* **What you will do**
Return the records, each one exactly as written.

* **Record extracts**
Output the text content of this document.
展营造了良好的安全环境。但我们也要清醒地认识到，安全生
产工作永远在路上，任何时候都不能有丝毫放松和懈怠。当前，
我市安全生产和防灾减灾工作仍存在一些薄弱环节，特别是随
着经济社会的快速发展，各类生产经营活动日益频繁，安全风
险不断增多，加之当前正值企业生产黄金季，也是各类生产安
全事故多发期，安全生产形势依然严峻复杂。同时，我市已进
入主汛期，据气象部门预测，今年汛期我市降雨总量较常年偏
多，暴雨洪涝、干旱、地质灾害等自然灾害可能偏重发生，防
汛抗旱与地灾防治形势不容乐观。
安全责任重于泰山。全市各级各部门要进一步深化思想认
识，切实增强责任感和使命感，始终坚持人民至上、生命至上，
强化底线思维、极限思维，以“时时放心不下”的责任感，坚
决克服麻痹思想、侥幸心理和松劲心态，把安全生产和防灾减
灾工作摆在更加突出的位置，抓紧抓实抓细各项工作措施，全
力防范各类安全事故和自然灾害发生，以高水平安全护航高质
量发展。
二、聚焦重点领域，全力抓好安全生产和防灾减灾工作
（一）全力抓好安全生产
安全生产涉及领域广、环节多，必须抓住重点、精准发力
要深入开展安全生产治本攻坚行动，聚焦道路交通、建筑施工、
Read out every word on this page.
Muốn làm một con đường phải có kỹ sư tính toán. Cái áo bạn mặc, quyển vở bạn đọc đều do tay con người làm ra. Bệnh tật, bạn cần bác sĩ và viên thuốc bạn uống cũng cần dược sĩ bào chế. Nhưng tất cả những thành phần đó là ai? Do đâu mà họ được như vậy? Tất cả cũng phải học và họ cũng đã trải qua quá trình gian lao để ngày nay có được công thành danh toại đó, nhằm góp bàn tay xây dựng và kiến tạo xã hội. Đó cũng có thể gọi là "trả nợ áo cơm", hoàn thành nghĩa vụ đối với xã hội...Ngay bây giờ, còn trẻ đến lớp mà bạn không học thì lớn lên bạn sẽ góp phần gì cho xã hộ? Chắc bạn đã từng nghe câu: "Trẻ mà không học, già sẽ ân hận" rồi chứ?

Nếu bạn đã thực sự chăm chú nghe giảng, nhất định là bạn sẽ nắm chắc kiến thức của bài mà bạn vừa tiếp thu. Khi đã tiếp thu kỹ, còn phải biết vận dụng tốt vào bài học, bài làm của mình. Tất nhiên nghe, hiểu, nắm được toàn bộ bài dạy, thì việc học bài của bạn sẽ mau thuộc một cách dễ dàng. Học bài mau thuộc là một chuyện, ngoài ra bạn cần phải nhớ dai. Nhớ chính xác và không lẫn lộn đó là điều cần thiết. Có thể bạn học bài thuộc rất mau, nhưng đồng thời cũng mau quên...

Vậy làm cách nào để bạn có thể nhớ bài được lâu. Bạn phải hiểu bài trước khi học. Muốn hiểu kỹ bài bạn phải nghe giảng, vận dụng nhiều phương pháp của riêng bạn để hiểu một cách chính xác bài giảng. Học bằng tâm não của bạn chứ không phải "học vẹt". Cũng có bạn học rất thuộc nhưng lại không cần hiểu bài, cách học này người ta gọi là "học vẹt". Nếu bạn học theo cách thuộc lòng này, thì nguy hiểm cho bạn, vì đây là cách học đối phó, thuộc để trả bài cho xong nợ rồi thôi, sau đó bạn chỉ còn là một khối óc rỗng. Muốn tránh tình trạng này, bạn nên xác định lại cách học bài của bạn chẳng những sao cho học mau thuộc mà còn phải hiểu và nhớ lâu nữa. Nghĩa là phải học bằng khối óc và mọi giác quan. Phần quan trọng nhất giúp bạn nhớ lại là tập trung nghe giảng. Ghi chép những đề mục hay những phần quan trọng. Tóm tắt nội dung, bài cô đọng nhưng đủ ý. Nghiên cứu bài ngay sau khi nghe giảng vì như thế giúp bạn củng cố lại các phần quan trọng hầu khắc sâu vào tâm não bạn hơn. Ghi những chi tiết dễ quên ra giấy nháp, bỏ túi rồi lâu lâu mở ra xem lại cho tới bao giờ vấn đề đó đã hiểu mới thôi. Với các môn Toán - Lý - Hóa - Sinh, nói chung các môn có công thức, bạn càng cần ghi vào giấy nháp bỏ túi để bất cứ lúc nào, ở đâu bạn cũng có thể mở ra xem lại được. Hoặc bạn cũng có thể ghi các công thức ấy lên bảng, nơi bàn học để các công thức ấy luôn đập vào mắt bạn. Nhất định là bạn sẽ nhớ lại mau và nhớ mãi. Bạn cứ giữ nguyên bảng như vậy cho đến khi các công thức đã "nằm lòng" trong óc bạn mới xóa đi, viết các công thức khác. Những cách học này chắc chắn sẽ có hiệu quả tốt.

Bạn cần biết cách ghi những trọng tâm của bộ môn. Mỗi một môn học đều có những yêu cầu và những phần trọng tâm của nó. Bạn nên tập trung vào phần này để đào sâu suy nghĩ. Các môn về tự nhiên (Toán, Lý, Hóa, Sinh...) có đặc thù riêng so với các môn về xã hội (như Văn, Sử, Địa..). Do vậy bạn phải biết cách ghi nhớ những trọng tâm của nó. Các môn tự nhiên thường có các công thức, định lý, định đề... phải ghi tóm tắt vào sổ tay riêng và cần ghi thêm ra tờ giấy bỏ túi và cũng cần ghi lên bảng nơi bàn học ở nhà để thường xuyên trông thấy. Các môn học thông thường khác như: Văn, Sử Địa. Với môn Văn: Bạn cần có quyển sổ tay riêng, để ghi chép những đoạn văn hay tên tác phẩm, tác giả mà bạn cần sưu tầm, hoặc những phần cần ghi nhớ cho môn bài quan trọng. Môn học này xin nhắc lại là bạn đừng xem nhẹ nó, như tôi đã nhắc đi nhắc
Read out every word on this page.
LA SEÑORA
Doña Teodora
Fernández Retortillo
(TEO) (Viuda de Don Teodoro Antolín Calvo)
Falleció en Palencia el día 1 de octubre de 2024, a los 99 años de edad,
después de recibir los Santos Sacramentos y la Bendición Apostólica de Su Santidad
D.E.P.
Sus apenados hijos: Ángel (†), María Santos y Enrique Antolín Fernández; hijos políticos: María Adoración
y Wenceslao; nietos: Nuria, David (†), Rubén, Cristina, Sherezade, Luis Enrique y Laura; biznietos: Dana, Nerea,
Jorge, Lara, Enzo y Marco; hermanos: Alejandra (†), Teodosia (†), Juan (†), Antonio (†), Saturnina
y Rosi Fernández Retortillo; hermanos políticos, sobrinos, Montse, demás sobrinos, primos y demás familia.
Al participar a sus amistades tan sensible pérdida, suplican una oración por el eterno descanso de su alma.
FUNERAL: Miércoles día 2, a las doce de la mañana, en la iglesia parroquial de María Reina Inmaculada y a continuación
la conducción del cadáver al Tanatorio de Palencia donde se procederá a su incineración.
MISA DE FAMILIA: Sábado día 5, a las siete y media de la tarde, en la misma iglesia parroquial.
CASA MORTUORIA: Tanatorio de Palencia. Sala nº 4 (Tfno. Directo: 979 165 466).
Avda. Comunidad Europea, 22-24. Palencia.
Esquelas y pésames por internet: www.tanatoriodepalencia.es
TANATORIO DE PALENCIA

* **Solved problem**
Output the text content of this document.
展营造了良好的安全环境。但我们也要清醒地认识到，安全生
产工作永远在路上，任何时候都不能有丝毫放松和懈怠。当前，
我市安全生产和防灾减灾工作仍存在一些薄弱环节，特别是随
着经济社会的快速发展，各类生产经营活动日益频繁，安全风
险不断增多，加之当前正值企业生产黄金季，也是各类生产安
全事故多发期，安全生产形势依然严峻复杂。同时，我市已进
入主汛期，据气象部门预测，今年汛期我市降雨总量较常年偏
多，暴雨洪涝、干旱、地质灾害等自然灾害可能偏重发生，防
汛抗旱与地灾防治形势不容乐观。
安全责任重于泰山。全市各级各部门要进一步深化思想认
识，切实增强责任感和使命感，始终坚持人民至上、生命至上，
强化底线思维、极限思维，以“时时放心不下”的责任感，坚
决克服麻痹思想、侥幸心理和松劲心态，把安全生产和防灾减
灾工作摆在更加突出的位置，抓紧抓实抓细各项工作措施，全
力防范各类安全事故和自然灾害发生，以高水平安全护航高质
量发展。
二、聚焦重点领域，全力抓好安全生产和防灾减灾工作
（一）全力抓好安全生产
安全生产涉及领域广、环节多，必须抓住重点、精准发力
要深入开展安全生产治本攻坚行动，聚焦道路交通、建筑施工、
Read out every word on this page.
Muốn làm một con đường phải có kỹ sư tính toán. Cái áo bạn mặc, quyển vở bạn đọc đều do tay con người làm ra. Bệnh tật, bạn cần bác sĩ và viên thuốc bạn uống cũng cần dược sĩ bào chế. Nhưng tất cả những thành phần đó là ai? Do đâu mà họ được như vậy? Tất cả cũng phải học và họ cũng đã trải qua quá trình gian lao để ngày nay có được công thành danh toại đó, nhằm góp bàn tay xây dựng và kiến tạo xã hội. Đó cũng có thể gọi là "trả nợ áo cơm", hoàn thành nghĩa vụ đối với xã hội...Ngay bây giờ, còn trẻ đến lớp mà bạn không học thì lớn lên bạn sẽ góp phần gì cho xã hộ? Chắc bạn đã từng nghe câu: "Trẻ mà không học, già sẽ ân hận" rồi chứ?

Nếu bạn đã thực sự chăm chú nghe giảng, nhất định là bạn sẽ nắm chắc kiến thức của bài mà bạn vừa tiếp thu. Khi đã tiếp thu kỹ, còn phải biết vận dụng tốt vào bài học, bài làm của mình. Tất nhiên nghe, hiểu, nắm được toàn bộ bài dạy, thì việc học bài của bạn sẽ mau thuộc một cách dễ dàng. Học bài mau thuộc là một chuyện, ngoài ra bạn cần phải nhớ dai. Nhớ chính xác và không lẫn lộn đó là điều cần thiết. Có thể bạn học bài thuộc rất mau, nhưng đồng thời cũng mau quên...

Vậy làm cách nào để bạn có thể nhớ bài được lâu. Bạn phải hiểu bài trước khi học. Muốn hiểu kỹ bài bạn phải nghe giảng, vận dụng nhiều phương pháp của riêng bạn để hiểu một cách chính xác bài giảng. Học bằng tâm não của bạn chứ không phải "học vẹt". Cũng có bạn học rất thuộc nhưng lại không cần hiểu bài, cách học này người ta gọi là "học vẹt". Nếu bạn học theo cách thuộc lòng này, thì nguy hiểm cho bạn, vì đây là cách học đối phó, thuộc để trả bài cho xong nợ rồi thôi, sau đó bạn chỉ còn là một khối óc rỗng. Muốn tránh tình trạng này, bạn nên xác định lại cách học bài của bạn chẳng những sao cho học mau thuộc mà còn phải hiểu và nhớ lâu nữa. Nghĩa là phải học bằng khối óc và mọi giác quan. Phần quan trọng nhất giúp bạn nhớ lại là tập trung nghe giảng. Ghi chép những đề mục hay những phần quan trọng. Tóm tắt nội dung, bài cô đọng nhưng đủ ý. Nghiên cứu bài ngay sau khi nghe giảng vì như thế giúp bạn củng cố lại các phần quan trọng hầu khắc sâu vào tâm não bạn hơn. Ghi những chi tiết dễ quên ra giấy nháp, bỏ túi rồi lâu lâu mở ra xem lại cho tới bao giờ vấn đề đó đã hiểu mới thôi. Với các môn Toán - Lý - Hóa - Sinh, nói chung các môn có công thức, bạn càng cần ghi vào giấy nháp bỏ túi để bất cứ lúc nào, ở đâu bạn cũng có thể mở ra xem lại được. Hoặc bạn cũng có thể ghi các công thức ấy lên bảng, nơi bàn học để các công thức ấy luôn đập vào mắt bạn. Nhất định là bạn sẽ nhớ lại mau và nhớ mãi. Bạn cứ giữ nguyên bảng như vậy cho đến khi các công thức đã "nằm lòng" trong óc bạn mới xóa đi, viết các công thức khác. Những cách học này chắc chắn sẽ có hiệu quả tốt.

Bạn cần biết cách ghi những trọng tâm của bộ môn. Mỗi một môn học đều có những yêu cầu và những phần trọng tâm của nó. Bạn nên tập trung vào phần này để đào sâu suy nghĩ. Các môn về tự nhiên (Toán, Lý, Hóa, Sinh...) có đặc thù riêng so với các môn về xã hội (như Văn, Sử, Địa..). Do vậy bạn phải biết cách ghi nhớ những trọng tâm của nó. Các môn tự nhiên thường có các công thức, định lý, định đề... phải ghi tóm tắt vào sổ tay riêng và cần ghi thêm ra tờ giấy bỏ túi và cũng cần ghi lên bảng nơi bàn học ở nhà để thường xuyên trông thấy. Các môn học thông thường khác như: Văn, Sử Địa. Với môn Văn: Bạn cần có quyển sổ tay riêng, để ghi chép những đoạn văn hay tên tác phẩm, tác giả mà bạn cần sưu tầm, hoặc những phần cần ghi nhớ cho môn bài quan trọng. Môn học này xin nhắc lại là bạn đừng xem nhẹ nó, như tôi đã nhắc đi nhắc
Read out every word on this page.
LA SEÑORA
Doña Teodora
Fernández Retortillo
(TEO) (Viuda de Don Teodoro Antolín Calvo)
Falleció en Palencia el día 1 de octubre de 2024, a los 99 años de edad,
después de recibir los Santos Sacramentos y la Bendición Apostólica de Su Santidad
D.E.P.
Sus apenados hijos: Ángel (†), María Santos y Enrique Antolín Fernández; hijos políticos: María Adoración
y Wenceslao; nietos: Nuria, David (†), Rubén, Cristina, Sherezade, Luis Enrique y Laura; biznietos: Dana, Nerea,
Jorge, Lara, Enzo y Marco; hermanos: Alejandra (†), Teodosia (†), Juan (†), Antonio (†), Saturnina
y Rosi Fernández Retortillo; hermanos políticos, sobrinos, Montse, demás sobrinos, primos y demás familia.
Al participar a sus amistades tan sensible pérdida, suplican una oración por el eterno descanso de su alma.
FUNERAL: Miércoles día 2, a las doce de la mañana, en la iglesia parroquial de María Reina Inmaculada y a continuación
la conducción del cadáver al Tanatorio de Palencia donde se procederá a su incineración.
MISA DE FAMILIA: Sábado día 5, a las siete y media de la tarde, en la misma iglesia parroquial.
CASA MORTUORIA: Tanatorio de Palencia. Sala nº 4 (Tfno. Directo: 979 165 466).
Avda. Comunidad Europea, 22-24. Palencia.
Esquelas y pésames por internet: www.tanatoriodepalencia.es
TANATORIO DE PALENCIA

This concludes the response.